**Records for this exercise:**
>> Begin

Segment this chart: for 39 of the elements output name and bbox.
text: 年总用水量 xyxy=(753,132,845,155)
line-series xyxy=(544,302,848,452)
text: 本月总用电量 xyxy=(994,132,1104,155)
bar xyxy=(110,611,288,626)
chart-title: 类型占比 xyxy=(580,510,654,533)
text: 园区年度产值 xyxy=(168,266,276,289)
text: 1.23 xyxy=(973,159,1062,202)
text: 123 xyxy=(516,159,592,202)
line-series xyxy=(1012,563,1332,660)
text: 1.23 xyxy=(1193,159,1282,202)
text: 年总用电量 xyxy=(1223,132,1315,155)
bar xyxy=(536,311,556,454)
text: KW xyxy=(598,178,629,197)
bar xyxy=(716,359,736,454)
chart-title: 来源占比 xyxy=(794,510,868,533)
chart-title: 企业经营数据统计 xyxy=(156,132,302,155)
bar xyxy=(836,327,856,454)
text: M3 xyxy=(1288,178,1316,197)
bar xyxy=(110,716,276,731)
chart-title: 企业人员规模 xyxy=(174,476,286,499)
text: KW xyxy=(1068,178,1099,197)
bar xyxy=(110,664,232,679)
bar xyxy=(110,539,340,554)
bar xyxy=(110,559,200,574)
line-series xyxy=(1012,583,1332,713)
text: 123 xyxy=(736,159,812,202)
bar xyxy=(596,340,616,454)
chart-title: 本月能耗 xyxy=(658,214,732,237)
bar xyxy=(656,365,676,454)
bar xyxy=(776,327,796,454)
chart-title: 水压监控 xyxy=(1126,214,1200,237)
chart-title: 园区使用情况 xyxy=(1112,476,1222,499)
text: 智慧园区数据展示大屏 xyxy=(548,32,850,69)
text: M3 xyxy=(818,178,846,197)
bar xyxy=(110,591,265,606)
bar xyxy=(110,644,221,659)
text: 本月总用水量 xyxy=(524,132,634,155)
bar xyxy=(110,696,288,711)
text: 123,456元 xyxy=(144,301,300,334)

>> End

**Problem:** Copy out the listing above, from its first line through the line containing "chart-title: 类型占比 xyxy=(580,510,654,533)", character for character. Include both of those lines.

**Output below:**
Segment this chart: for 39 of the elements output name and bbox.
text: 年总用水量 xyxy=(753,132,845,155)
line-series xyxy=(544,302,848,452)
text: 本月总用电量 xyxy=(994,132,1104,155)
bar xyxy=(110,611,288,626)
chart-title: 类型占比 xyxy=(580,510,654,533)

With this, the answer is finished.